Dataset entries:
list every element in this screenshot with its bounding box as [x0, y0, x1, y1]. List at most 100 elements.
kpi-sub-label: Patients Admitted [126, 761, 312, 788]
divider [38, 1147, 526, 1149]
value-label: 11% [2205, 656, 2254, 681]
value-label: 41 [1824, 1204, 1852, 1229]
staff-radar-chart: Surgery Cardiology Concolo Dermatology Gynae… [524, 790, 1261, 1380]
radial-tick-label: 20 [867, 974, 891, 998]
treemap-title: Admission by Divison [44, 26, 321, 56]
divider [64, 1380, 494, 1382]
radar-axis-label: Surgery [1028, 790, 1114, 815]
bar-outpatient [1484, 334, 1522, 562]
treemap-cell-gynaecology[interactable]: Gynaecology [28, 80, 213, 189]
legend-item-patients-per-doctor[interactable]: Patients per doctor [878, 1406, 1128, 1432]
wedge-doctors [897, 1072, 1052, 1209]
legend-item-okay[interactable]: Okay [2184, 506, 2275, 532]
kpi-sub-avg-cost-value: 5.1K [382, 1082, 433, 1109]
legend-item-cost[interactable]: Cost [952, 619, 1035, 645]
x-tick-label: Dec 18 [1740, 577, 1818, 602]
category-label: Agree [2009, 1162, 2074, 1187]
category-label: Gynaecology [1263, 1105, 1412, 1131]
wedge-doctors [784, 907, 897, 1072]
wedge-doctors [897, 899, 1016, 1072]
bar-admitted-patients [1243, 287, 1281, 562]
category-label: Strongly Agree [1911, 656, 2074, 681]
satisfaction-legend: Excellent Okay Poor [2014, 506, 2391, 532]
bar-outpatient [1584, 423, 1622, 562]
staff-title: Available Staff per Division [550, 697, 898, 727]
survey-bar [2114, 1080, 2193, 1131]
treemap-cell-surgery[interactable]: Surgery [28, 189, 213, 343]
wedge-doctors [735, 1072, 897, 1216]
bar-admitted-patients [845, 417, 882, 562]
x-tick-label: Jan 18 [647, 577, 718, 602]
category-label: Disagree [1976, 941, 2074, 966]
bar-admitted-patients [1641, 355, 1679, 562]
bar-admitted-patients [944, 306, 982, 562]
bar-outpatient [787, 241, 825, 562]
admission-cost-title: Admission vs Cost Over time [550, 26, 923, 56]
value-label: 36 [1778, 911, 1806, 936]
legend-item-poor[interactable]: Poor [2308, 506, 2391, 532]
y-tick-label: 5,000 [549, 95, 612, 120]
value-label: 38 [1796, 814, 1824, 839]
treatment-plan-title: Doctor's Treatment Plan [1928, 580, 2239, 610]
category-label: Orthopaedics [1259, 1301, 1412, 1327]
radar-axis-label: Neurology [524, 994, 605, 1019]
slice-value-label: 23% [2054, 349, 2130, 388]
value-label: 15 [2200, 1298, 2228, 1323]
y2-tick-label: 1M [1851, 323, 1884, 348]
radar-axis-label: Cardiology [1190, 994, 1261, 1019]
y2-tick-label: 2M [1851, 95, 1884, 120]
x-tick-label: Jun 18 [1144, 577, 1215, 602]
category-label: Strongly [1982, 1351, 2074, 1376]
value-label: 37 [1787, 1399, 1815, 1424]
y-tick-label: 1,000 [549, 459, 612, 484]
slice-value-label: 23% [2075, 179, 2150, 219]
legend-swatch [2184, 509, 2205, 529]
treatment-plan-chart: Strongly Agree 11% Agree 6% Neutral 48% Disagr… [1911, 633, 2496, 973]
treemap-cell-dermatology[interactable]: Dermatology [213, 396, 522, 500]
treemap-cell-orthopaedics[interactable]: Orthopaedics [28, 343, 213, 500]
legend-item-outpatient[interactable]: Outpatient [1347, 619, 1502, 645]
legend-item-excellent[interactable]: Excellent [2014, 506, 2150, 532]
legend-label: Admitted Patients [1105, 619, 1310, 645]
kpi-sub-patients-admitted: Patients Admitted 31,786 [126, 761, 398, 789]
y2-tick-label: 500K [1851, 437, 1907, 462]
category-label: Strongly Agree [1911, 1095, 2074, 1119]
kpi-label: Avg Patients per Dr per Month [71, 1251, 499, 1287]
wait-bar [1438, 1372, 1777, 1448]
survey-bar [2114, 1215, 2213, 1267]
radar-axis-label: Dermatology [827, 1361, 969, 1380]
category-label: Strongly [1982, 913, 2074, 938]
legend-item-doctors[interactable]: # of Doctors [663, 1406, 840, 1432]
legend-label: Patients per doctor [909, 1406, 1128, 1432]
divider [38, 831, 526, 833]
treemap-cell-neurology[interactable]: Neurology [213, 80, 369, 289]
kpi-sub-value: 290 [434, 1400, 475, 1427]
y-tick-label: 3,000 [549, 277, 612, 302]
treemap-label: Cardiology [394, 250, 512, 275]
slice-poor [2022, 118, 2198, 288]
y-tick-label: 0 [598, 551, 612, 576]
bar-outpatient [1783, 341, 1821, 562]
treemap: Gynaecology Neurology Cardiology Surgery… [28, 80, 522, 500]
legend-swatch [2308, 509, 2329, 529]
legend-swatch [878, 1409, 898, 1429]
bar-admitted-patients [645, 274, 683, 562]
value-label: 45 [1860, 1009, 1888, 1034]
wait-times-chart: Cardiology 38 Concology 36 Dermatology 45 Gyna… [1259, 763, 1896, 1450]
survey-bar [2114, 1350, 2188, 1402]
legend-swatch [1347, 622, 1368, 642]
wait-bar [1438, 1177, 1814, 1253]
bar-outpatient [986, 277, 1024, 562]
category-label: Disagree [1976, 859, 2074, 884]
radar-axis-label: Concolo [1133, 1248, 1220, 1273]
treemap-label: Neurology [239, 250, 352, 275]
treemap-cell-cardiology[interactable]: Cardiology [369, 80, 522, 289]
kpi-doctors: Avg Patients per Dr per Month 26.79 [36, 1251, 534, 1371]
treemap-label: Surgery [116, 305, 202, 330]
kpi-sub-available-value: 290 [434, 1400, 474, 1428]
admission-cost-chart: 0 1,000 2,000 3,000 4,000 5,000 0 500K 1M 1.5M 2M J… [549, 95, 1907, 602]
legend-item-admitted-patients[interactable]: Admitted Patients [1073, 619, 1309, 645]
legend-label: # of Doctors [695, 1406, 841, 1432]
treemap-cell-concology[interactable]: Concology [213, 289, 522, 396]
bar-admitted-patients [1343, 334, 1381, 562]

DESCRIPTION OF THE TASK:
Locate the word "wedge" in the records and collect each line it appears in.

TASK RESPONSE:
wedge-doctors [897, 1072, 1052, 1209]
wedge-doctors [784, 907, 897, 1072]
wedge-doctors [897, 899, 1016, 1072]
wedge-doctors [735, 1072, 897, 1216]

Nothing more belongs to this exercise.